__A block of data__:
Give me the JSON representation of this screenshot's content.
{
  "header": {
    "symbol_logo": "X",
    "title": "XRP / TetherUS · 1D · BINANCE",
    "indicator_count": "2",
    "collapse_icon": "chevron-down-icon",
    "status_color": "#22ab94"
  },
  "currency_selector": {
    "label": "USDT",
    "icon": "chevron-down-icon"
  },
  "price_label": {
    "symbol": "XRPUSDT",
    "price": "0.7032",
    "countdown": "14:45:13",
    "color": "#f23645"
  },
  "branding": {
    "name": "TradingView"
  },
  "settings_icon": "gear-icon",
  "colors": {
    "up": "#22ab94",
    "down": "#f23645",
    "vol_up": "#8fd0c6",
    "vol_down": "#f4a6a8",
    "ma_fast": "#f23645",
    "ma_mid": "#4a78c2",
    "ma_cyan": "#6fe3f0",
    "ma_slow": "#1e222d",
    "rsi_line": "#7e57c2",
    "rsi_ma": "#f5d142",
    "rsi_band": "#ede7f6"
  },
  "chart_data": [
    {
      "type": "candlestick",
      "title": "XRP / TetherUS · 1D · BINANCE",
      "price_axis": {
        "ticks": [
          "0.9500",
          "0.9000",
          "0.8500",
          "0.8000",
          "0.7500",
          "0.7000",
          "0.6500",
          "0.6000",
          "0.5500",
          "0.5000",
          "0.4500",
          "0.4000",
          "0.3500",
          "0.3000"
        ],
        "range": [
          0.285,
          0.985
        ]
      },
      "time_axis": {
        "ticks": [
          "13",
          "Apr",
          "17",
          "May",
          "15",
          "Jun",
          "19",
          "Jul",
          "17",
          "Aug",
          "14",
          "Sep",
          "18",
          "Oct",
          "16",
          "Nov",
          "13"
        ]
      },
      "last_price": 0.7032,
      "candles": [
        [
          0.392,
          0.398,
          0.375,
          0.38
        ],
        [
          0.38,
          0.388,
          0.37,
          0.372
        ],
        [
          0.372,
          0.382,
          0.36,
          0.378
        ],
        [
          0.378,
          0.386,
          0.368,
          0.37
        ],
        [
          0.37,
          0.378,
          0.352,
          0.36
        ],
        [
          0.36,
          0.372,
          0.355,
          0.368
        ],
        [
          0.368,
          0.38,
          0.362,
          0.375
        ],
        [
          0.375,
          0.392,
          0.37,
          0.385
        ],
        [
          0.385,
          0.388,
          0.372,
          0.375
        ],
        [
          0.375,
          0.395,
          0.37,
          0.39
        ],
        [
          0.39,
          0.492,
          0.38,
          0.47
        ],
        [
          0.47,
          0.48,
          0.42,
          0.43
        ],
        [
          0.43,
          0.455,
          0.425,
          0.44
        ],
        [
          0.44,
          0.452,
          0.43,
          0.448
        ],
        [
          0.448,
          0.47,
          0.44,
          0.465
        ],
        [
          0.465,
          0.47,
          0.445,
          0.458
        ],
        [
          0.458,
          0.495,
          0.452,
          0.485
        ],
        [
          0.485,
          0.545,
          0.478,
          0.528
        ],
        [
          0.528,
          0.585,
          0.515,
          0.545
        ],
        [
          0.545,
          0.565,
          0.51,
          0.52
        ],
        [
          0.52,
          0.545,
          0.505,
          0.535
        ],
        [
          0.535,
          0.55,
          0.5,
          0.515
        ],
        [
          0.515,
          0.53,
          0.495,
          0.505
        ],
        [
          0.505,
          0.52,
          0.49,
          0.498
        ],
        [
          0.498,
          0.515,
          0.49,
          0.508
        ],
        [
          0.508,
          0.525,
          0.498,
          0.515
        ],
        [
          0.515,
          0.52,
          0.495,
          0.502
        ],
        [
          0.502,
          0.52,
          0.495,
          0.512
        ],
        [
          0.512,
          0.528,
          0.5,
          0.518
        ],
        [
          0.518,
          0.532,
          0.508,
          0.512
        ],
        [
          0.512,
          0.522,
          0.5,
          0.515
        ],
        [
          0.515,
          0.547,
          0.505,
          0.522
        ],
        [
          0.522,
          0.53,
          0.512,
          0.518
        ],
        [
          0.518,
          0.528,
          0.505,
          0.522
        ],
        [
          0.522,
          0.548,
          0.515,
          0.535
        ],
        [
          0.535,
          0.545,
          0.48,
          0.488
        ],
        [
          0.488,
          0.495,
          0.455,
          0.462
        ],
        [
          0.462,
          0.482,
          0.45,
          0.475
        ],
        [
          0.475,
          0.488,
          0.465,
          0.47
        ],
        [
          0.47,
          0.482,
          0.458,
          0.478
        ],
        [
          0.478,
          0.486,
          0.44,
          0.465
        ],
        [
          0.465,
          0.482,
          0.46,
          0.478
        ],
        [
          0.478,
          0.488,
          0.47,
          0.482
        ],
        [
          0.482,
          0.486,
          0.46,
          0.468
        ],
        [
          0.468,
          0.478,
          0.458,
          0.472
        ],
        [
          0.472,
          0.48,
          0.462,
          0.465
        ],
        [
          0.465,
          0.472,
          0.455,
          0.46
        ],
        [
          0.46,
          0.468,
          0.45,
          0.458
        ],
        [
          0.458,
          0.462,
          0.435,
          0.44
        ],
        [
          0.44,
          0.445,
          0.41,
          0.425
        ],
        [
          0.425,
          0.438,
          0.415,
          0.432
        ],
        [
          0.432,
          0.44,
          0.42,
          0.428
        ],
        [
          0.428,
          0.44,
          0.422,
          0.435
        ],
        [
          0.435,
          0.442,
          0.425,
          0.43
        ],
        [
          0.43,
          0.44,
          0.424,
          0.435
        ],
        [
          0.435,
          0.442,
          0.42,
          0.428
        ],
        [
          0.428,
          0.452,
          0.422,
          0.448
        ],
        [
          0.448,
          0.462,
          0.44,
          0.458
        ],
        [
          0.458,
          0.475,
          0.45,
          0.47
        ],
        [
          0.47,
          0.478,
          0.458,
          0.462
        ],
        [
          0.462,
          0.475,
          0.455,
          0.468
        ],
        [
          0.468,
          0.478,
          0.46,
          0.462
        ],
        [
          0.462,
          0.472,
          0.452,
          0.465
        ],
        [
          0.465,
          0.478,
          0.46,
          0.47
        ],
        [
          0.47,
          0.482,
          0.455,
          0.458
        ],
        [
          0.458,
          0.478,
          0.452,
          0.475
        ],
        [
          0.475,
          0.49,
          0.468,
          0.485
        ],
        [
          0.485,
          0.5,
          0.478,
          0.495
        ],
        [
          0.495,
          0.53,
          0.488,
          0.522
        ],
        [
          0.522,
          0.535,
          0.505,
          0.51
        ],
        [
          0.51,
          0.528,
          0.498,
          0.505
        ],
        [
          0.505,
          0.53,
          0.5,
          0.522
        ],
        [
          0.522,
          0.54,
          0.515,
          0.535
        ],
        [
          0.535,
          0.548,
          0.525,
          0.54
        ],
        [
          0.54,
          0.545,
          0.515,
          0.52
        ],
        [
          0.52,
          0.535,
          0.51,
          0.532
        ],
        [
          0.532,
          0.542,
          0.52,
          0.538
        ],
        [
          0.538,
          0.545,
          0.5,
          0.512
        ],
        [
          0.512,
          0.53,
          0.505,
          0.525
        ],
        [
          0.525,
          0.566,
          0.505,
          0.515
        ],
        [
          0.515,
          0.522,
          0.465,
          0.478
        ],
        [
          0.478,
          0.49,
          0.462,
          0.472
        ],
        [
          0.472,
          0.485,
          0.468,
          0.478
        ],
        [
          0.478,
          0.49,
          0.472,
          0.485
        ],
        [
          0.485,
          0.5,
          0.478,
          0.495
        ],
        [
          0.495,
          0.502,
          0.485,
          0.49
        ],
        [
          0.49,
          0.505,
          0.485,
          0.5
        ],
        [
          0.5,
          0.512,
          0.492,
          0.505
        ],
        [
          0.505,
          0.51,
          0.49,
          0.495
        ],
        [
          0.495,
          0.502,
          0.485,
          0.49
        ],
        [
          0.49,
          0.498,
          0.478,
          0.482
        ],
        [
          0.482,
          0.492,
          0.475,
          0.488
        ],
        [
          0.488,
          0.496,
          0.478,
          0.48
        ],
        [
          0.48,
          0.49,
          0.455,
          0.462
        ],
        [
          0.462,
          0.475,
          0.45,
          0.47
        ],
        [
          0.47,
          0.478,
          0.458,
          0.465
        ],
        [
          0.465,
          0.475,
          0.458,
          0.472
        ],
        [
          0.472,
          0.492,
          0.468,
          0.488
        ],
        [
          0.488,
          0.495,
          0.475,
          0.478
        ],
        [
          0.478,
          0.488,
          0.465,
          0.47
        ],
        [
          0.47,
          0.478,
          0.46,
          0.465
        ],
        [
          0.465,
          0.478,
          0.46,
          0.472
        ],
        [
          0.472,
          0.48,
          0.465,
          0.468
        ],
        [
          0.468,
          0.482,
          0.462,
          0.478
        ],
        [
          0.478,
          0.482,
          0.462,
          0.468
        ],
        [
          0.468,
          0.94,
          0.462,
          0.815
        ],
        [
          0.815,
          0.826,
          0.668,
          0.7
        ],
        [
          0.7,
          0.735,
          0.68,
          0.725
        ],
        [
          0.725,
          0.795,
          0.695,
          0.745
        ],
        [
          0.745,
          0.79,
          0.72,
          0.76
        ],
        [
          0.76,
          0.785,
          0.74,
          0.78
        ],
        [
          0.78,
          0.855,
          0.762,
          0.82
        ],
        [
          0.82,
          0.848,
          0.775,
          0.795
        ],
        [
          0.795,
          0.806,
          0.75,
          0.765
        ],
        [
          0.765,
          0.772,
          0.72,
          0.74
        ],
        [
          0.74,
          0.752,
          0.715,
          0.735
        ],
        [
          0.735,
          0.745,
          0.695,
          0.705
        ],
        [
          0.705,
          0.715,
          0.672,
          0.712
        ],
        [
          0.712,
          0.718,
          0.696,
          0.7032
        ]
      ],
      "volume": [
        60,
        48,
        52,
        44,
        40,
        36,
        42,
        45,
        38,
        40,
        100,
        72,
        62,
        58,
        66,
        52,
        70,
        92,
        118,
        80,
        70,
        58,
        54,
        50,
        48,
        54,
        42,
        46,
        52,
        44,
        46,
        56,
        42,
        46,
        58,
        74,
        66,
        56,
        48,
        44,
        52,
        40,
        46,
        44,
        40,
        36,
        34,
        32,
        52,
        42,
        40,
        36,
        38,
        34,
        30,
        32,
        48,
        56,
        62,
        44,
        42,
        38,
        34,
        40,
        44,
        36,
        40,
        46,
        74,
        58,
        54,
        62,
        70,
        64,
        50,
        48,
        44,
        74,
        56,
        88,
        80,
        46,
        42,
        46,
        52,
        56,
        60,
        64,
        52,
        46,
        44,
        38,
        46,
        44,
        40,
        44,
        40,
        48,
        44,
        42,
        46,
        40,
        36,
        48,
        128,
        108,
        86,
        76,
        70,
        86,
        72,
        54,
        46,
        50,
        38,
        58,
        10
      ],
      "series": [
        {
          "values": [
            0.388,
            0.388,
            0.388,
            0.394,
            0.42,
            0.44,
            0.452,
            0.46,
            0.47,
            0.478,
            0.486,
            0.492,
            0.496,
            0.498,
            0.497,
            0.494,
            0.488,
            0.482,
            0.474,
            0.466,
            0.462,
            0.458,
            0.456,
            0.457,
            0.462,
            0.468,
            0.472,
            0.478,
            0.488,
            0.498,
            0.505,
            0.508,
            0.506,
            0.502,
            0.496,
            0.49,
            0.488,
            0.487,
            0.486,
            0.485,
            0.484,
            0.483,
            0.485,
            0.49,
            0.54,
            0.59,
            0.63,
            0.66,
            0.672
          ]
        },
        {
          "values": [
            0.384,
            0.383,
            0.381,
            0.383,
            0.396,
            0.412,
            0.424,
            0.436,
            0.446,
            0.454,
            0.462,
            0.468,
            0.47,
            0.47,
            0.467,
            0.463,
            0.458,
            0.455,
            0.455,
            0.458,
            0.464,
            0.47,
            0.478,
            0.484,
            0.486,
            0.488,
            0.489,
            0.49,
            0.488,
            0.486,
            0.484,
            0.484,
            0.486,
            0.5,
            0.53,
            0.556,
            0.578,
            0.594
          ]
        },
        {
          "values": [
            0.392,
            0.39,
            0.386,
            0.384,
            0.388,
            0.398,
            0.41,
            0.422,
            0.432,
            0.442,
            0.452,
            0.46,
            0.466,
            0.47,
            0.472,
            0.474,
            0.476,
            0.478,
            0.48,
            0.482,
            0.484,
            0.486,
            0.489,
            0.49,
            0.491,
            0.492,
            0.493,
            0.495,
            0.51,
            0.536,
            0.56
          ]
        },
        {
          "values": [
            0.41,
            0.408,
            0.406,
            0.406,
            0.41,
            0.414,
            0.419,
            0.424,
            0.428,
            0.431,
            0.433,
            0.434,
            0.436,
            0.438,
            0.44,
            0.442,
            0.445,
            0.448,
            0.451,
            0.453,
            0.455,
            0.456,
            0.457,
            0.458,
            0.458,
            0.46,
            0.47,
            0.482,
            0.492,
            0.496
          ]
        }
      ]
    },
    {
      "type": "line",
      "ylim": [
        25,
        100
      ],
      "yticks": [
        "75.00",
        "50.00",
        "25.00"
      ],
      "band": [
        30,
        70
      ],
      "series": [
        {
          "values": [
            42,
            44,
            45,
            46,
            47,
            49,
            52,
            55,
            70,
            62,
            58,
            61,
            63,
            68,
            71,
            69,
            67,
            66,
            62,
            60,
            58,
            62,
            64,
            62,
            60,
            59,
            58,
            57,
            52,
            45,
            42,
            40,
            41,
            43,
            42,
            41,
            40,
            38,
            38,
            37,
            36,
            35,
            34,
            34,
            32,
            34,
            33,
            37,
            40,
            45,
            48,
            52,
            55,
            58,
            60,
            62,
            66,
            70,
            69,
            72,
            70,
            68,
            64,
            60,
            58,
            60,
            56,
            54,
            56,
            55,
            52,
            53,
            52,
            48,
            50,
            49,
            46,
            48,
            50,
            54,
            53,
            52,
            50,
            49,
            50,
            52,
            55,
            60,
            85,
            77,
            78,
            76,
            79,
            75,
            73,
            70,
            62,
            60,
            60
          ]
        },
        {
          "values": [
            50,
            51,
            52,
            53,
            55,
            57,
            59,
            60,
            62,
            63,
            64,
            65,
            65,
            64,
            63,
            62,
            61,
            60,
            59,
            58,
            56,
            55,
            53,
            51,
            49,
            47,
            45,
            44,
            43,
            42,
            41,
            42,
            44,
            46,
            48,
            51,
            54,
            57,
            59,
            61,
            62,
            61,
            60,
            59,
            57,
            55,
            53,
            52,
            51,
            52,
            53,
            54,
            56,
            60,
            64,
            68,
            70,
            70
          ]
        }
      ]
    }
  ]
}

__Problem to solve__: Extract all lines of the records above that include "BINANCE".

__Reply__:
    "title": "XRP / TetherUS · 1D · BINANCE",
      "title": "XRP / TetherUS · 1D · BINANCE",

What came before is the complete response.